Locate each line in the records containing "label". Copy it.

Entries shown:
* begin *

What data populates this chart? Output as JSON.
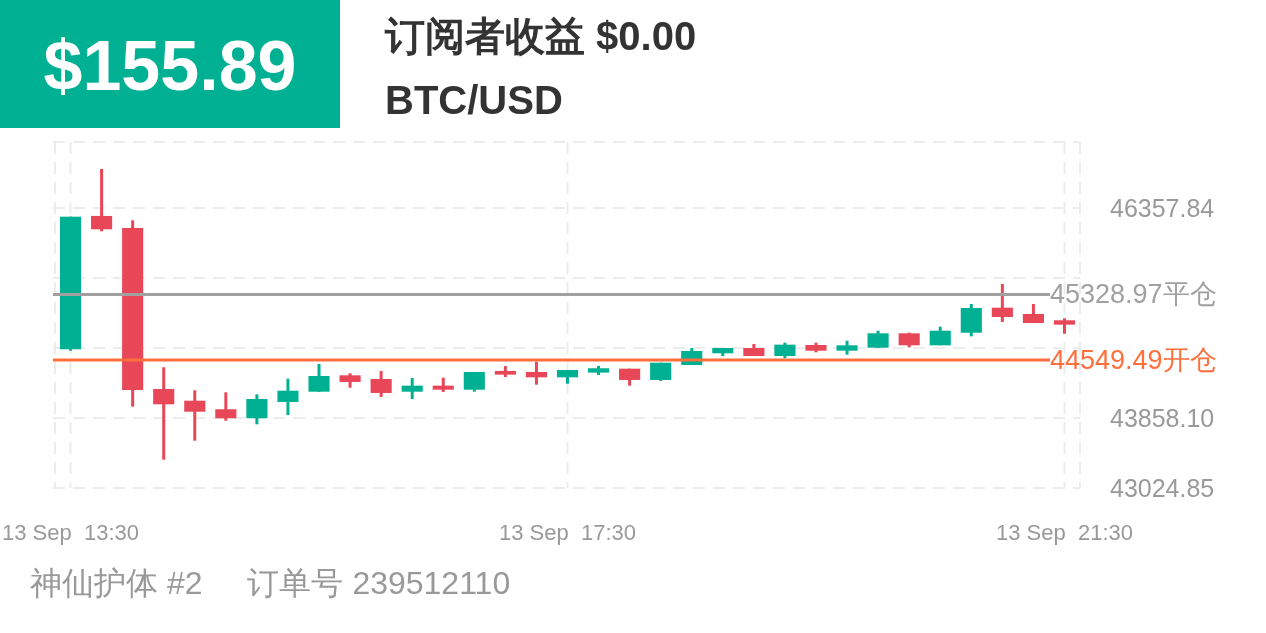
{
  "chart_data": {
    "type": "candlestick",
    "title": "订阅者收益 $0.00",
    "subtitle": "BTC/USD",
    "annotations": [
      "$155.89",
      "神仙护体 #2",
      "订单号 239512110"
    ],
    "categories": [
      "13 Sep  13:30",
      null,
      null,
      null,
      null,
      null,
      null,
      null,
      null,
      null,
      null,
      null,
      null,
      null,
      null,
      null,
      "13 Sep  17:30",
      null,
      null,
      null,
      null,
      null,
      null,
      null,
      null,
      null,
      null,
      null,
      null,
      null,
      null,
      null,
      "13 Sep  21:30"
    ],
    "ohlc": [
      [
        44676,
        46254,
        44659,
        46254
      ],
      [
        46263,
        46822,
        46080,
        46104
      ],
      [
        46120,
        46211,
        43993,
        44191
      ],
      [
        44203,
        44462,
        43362,
        44021
      ],
      [
        44064,
        44188,
        43588,
        43933
      ],
      [
        43962,
        44164,
        43826,
        43855
      ],
      [
        43855,
        44140,
        43783,
        44084
      ],
      [
        44049,
        44326,
        43894,
        44183
      ],
      [
        44171,
        44501,
        44171,
        44358
      ],
      [
        44366,
        44390,
        44218,
        44287
      ],
      [
        44322,
        44418,
        44108,
        44156
      ],
      [
        44171,
        44334,
        44084,
        44243
      ],
      [
        44243,
        44338,
        44168,
        44195
      ],
      [
        44195,
        44406,
        44171,
        44406
      ],
      [
        44418,
        44477,
        44346,
        44374
      ],
      [
        44406,
        44528,
        44255,
        44342
      ],
      [
        44342,
        44429,
        44266,
        44429
      ],
      [
        44398,
        44477,
        44370,
        44450
      ],
      [
        44445,
        44445,
        44243,
        44311
      ],
      [
        44311,
        44516,
        44300,
        44516
      ],
      [
        44489,
        44691,
        44489,
        44656
      ],
      [
        44628,
        44691,
        44596,
        44691
      ],
      [
        44691,
        44739,
        44596,
        44596
      ],
      [
        44596,
        44755,
        44569,
        44731
      ],
      [
        44727,
        44755,
        44640,
        44659
      ],
      [
        44659,
        44778,
        44612,
        44723
      ],
      [
        44695,
        44897,
        44695,
        44866
      ],
      [
        44866,
        44874,
        44699,
        44723
      ],
      [
        44723,
        44945,
        44723,
        44897
      ],
      [
        44873,
        45215,
        44830,
        45167
      ],
      [
        45171,
        45453,
        45001,
        45060
      ],
      [
        45096,
        45215,
        44989,
        44989
      ],
      [
        45021,
        45045,
        44861,
        44969
      ]
    ],
    "colors": [
      "#00b092",
      "#e84757",
      "#e84757",
      "#e84757",
      "#e84757",
      "#e84757",
      "#00b092",
      "#00b092",
      "#00b092",
      "#e84757",
      "#e84757",
      "#00b092",
      "#e84757",
      "#00b092",
      "#e84757",
      "#e84757",
      "#00b092",
      "#00b092",
      "#e84757",
      "#00b092",
      "#00b092",
      "#00b092",
      "#e84757",
      "#00b092",
      "#e84757",
      "#00b092",
      "#00b092",
      "#e84757",
      "#00b092",
      "#00b092",
      "#e84757",
      "#e84757",
      "#e84757"
    ],
    "ylim": [
      43024.85,
      47143
    ],
    "yticks": [
      {
        "value": 43024.85,
        "label": "43024.85"
      },
      {
        "value": 43858.1,
        "label": "43858.10"
      },
      {
        "value": 44691.34,
        "label": null
      },
      {
        "value": 45524.59,
        "label": null
      },
      {
        "value": 46357.84,
        "label": "46357.84"
      }
    ],
    "ref_lines": [
      {
        "axis": "y",
        "value": 45328.97,
        "label": "45328.97平仓",
        "color": "#a0a0a0"
      },
      {
        "axis": "y",
        "value": 44549.49,
        "label": "44549.49开仓",
        "color": "#ff6f3c"
      }
    ],
    "grid": true
  }
}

* end *

Reply:
        "label": "43024.85"
        "label": "43858.10"
        "label": null
        "label": null
        "label": "46357.84"
        "label": "45328.97平仓",
        "label": "44549.49开仓",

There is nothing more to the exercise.